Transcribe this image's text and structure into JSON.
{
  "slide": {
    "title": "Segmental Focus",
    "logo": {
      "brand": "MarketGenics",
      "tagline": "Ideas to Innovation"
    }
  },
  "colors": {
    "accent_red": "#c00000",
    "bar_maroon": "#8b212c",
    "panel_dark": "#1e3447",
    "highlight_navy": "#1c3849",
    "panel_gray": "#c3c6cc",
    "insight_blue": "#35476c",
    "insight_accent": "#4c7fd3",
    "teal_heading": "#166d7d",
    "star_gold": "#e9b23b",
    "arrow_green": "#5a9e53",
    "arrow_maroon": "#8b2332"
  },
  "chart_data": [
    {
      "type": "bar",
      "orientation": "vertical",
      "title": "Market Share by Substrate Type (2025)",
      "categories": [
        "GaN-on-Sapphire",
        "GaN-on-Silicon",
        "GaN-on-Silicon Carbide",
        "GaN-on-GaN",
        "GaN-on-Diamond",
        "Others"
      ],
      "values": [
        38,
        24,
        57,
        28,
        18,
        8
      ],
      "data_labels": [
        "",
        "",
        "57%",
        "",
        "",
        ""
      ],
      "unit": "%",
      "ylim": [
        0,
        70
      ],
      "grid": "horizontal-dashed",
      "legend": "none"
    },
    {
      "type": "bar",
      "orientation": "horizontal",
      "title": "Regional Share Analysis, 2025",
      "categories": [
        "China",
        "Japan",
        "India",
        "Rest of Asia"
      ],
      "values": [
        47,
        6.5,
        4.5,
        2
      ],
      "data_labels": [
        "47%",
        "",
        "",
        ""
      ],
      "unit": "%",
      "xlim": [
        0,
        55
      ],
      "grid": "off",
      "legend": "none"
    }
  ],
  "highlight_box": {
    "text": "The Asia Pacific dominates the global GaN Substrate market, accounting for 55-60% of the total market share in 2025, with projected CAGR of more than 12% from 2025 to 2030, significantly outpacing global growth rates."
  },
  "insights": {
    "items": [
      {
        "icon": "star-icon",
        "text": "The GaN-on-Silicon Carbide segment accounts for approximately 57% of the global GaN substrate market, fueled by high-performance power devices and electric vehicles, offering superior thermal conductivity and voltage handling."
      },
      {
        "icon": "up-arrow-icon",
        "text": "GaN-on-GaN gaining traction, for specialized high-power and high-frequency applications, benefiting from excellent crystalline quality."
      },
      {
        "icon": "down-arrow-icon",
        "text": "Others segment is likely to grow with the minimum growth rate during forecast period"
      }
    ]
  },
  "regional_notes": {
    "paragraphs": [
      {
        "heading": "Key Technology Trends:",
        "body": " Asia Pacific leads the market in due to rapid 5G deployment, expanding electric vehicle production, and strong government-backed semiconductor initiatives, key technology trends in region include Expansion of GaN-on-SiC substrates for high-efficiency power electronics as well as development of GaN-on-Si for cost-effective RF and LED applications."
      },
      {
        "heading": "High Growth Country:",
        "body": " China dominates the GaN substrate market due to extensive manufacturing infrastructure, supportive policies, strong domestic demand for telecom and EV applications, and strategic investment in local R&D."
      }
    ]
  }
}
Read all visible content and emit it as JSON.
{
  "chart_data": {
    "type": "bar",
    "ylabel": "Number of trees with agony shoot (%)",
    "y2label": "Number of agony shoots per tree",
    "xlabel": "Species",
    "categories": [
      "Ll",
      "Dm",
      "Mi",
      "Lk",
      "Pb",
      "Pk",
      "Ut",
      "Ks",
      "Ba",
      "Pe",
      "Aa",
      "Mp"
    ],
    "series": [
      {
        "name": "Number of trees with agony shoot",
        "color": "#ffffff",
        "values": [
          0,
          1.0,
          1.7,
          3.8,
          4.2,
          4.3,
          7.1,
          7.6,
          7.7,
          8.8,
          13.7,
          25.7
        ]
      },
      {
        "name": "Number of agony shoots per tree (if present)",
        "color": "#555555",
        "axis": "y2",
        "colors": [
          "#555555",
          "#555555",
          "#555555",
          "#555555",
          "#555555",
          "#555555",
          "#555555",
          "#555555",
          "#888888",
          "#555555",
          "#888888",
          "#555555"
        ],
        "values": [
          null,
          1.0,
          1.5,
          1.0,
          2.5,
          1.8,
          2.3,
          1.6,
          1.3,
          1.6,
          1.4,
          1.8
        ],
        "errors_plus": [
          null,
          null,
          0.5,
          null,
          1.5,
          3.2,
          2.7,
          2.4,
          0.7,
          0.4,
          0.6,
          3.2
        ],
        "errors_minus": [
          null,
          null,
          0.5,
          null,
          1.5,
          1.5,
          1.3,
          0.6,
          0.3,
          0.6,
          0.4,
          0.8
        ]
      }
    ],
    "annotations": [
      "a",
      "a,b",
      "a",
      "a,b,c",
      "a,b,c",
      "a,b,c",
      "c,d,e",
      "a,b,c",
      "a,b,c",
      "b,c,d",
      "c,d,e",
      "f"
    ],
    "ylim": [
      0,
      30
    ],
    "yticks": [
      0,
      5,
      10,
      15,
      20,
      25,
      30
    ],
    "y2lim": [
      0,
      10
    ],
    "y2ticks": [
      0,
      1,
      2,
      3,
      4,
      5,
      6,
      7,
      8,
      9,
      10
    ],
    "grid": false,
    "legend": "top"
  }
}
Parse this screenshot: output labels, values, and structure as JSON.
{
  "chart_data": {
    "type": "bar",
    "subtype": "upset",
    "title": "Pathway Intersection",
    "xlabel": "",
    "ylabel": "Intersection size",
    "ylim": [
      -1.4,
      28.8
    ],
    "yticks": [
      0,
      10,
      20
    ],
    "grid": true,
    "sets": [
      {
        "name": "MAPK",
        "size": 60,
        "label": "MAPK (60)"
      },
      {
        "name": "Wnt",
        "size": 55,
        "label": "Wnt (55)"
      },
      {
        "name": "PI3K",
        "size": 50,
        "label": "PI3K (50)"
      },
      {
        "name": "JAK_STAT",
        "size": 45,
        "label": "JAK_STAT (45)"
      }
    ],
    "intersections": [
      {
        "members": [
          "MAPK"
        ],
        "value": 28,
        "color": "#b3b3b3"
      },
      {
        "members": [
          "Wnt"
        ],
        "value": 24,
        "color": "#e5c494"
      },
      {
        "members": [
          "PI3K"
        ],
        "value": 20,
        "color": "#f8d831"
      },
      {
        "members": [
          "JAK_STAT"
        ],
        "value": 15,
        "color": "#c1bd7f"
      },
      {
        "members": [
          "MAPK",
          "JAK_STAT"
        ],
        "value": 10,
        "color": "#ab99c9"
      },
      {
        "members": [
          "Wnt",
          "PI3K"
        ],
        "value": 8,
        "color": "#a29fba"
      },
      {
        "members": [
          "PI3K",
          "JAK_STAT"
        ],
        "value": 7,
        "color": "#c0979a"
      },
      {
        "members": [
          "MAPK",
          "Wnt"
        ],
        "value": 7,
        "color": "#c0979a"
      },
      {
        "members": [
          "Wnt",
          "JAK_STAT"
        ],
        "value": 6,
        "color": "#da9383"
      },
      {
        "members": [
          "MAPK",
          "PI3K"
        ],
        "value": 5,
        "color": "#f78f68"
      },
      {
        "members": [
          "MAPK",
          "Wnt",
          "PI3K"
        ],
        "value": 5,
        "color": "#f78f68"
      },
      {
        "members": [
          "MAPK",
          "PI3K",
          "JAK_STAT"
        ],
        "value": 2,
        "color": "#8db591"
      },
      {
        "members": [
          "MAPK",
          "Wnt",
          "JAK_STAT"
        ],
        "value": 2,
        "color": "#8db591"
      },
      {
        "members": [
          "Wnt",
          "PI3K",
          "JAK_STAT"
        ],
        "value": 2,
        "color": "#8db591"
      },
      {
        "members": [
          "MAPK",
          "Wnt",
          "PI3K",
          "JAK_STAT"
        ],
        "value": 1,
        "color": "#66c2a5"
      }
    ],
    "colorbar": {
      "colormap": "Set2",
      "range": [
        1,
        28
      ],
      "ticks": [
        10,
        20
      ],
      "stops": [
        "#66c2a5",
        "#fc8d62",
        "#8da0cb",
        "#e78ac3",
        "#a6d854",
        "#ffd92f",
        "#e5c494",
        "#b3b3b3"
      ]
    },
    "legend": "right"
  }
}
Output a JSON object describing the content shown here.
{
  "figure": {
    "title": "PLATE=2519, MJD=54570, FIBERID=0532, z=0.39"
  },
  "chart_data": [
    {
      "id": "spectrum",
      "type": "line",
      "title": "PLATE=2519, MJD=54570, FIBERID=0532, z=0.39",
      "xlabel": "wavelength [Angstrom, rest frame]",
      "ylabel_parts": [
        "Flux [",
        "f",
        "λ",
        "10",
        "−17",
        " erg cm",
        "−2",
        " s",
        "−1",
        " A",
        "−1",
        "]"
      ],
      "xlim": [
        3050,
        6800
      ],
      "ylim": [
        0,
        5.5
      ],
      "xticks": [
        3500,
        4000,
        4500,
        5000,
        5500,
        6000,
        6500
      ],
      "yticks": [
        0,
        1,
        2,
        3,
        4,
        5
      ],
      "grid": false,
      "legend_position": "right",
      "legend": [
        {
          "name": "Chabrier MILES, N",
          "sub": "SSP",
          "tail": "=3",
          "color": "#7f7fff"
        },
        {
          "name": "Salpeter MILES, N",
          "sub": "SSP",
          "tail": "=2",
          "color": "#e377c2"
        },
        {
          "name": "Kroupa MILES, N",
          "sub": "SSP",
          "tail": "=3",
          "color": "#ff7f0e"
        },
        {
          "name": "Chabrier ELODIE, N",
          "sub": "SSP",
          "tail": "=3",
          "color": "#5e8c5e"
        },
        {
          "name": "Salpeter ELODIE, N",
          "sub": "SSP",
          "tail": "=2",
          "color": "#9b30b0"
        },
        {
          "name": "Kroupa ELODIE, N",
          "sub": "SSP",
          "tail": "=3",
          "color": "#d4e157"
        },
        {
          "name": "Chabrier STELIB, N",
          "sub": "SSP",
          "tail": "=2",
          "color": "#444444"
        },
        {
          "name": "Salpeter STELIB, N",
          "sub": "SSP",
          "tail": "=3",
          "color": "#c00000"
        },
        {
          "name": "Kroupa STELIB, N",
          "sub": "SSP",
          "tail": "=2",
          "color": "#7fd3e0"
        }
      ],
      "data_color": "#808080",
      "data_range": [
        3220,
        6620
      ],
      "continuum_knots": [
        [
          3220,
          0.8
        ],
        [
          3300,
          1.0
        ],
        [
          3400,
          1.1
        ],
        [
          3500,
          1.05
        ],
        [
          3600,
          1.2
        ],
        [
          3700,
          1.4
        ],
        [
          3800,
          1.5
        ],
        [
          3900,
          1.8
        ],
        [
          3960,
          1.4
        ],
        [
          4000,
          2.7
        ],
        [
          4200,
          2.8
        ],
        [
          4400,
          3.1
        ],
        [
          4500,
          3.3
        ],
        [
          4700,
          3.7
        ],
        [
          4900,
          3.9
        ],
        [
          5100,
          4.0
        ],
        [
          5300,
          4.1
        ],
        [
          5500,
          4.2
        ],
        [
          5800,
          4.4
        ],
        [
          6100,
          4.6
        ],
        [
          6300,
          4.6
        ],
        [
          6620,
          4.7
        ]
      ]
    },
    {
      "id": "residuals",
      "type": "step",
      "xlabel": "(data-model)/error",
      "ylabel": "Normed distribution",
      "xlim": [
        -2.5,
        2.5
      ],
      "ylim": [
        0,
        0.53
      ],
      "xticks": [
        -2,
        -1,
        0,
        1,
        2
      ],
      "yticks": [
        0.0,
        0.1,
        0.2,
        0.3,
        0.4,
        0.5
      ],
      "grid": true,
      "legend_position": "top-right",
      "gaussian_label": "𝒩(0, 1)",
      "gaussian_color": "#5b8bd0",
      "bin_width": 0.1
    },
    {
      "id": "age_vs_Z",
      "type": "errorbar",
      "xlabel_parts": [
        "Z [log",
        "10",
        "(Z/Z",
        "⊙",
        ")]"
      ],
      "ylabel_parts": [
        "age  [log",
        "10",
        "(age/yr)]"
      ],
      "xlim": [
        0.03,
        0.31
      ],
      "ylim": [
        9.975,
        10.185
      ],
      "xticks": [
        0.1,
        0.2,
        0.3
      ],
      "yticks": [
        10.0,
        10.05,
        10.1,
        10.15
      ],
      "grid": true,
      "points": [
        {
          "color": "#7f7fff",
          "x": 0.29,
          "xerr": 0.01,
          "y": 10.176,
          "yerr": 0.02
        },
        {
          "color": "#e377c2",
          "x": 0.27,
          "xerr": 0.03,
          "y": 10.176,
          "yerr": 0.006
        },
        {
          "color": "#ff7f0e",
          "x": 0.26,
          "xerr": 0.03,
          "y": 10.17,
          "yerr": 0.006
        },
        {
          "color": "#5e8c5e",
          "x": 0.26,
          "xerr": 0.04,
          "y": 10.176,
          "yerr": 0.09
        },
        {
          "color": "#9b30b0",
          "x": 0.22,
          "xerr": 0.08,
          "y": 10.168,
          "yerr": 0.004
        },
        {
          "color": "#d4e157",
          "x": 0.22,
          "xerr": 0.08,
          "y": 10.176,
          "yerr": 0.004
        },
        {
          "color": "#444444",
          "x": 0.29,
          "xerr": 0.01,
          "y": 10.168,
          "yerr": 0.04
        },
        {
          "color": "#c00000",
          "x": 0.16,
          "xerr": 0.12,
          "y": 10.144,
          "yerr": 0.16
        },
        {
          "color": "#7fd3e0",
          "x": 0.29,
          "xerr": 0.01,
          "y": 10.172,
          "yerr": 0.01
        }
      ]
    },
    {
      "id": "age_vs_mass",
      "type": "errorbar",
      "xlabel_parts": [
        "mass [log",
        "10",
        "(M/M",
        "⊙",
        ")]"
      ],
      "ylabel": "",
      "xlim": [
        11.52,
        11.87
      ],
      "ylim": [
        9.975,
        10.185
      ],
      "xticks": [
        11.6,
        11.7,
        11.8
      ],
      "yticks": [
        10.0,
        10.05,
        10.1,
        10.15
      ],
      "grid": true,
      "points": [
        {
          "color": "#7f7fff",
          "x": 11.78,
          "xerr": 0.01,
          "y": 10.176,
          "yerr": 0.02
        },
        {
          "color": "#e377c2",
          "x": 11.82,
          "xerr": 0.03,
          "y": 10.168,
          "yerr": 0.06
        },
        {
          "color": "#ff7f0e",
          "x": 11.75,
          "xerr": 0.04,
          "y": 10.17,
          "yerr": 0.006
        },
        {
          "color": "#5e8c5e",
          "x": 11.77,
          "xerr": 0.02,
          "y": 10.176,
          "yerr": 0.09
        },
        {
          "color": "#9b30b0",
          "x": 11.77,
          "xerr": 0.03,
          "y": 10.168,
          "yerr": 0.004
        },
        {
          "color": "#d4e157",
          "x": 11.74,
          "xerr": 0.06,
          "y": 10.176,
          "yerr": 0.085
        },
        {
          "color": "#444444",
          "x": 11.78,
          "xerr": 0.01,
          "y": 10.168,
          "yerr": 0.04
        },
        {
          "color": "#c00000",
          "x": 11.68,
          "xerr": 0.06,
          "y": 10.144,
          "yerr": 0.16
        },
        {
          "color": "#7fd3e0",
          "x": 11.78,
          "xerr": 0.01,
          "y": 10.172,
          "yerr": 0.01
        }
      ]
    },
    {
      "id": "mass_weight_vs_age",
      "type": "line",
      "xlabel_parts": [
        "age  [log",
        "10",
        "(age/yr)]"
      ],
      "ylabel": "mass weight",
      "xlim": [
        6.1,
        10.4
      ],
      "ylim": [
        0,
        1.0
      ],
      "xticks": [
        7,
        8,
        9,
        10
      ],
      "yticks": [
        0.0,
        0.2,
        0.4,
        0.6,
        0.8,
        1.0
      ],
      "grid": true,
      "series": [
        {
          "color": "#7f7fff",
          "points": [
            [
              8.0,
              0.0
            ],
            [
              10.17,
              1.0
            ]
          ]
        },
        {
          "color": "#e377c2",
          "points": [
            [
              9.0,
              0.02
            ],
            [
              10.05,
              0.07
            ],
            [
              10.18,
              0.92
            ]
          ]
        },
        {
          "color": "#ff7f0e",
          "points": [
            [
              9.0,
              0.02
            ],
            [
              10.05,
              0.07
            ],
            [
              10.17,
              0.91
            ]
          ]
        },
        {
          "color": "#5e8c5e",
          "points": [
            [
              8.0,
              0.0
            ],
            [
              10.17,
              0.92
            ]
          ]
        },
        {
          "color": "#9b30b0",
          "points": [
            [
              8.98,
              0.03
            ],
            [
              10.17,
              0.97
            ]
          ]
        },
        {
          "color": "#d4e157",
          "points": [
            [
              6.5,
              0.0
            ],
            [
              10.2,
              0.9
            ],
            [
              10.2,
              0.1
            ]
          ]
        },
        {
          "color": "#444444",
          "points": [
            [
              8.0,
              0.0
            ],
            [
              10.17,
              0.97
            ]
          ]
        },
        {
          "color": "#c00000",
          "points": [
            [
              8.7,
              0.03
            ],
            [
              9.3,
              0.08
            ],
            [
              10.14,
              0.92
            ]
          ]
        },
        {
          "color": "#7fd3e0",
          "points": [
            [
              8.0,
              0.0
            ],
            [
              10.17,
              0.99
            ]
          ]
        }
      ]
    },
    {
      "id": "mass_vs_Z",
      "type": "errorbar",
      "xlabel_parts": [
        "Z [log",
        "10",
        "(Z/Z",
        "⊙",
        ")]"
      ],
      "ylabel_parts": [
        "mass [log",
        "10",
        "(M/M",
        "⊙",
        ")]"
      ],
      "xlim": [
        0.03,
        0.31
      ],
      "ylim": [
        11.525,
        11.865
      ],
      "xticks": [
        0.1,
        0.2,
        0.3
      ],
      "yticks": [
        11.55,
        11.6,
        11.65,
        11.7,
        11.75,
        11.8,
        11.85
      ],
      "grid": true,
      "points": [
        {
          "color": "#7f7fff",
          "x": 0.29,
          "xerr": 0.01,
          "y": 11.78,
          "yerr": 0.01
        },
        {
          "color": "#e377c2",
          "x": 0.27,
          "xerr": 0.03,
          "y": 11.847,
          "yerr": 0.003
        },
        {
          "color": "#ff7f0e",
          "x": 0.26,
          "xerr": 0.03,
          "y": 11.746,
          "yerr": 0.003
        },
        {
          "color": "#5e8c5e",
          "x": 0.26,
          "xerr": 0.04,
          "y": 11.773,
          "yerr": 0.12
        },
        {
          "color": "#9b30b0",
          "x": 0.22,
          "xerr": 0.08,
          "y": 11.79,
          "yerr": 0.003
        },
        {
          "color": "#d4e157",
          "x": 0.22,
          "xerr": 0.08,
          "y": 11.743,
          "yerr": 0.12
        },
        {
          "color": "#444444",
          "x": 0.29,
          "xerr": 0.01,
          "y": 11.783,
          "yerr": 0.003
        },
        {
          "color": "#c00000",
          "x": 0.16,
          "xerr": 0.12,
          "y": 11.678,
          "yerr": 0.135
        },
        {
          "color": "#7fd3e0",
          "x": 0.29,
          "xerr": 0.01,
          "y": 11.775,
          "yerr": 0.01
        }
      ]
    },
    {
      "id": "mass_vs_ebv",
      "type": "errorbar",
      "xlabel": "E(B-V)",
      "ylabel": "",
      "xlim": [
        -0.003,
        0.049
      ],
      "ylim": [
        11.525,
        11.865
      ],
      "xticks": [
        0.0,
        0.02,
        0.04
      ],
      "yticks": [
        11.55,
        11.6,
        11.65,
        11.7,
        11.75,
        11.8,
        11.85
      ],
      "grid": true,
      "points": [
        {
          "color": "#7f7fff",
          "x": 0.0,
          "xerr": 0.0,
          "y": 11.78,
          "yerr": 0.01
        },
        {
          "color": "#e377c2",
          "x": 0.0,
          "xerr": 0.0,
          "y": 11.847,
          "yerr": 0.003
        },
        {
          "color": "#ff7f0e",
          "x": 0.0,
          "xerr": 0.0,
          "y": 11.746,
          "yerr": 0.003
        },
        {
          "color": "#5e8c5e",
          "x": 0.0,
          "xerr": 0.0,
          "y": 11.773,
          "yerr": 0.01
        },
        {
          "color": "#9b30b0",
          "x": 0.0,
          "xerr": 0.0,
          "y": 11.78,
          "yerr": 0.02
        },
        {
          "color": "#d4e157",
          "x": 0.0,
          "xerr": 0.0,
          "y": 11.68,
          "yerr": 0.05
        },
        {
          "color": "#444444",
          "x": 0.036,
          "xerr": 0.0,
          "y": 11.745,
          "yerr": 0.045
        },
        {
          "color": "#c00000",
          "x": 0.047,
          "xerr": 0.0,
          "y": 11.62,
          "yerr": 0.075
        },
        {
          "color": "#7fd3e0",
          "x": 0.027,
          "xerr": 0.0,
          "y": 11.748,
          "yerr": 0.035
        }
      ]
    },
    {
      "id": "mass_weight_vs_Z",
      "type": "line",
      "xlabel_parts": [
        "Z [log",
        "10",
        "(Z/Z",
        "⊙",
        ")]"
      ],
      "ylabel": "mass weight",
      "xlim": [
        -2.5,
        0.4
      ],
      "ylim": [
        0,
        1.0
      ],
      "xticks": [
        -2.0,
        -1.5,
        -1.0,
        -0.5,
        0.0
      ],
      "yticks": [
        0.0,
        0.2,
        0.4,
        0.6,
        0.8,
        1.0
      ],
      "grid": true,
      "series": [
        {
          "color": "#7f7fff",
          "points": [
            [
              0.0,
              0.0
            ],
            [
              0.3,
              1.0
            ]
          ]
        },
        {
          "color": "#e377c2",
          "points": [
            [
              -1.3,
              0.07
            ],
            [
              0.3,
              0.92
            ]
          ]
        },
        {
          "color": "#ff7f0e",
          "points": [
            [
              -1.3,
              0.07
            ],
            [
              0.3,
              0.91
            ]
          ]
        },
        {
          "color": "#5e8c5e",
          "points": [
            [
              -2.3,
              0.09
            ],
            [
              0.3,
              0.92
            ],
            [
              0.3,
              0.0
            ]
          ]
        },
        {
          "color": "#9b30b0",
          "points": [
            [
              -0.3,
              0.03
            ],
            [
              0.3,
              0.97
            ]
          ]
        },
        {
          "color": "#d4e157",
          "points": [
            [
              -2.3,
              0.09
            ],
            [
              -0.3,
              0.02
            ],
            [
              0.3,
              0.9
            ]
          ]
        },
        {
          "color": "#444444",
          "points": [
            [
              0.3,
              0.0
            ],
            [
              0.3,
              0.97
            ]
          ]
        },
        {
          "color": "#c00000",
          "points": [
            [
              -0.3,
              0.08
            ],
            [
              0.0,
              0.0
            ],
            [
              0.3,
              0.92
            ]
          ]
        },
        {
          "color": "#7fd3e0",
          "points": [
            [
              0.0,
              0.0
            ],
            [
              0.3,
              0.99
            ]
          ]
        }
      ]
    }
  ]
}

※ ※ ※

-- What this task involves --
Find every line that holds "ELODIE" and copy it.

-- Answer for this exercise --
          "name": "Chabrier ELODIE, N",
          "name": "Salpeter ELODIE, N",
          "name": "Kroupa ELODIE, N",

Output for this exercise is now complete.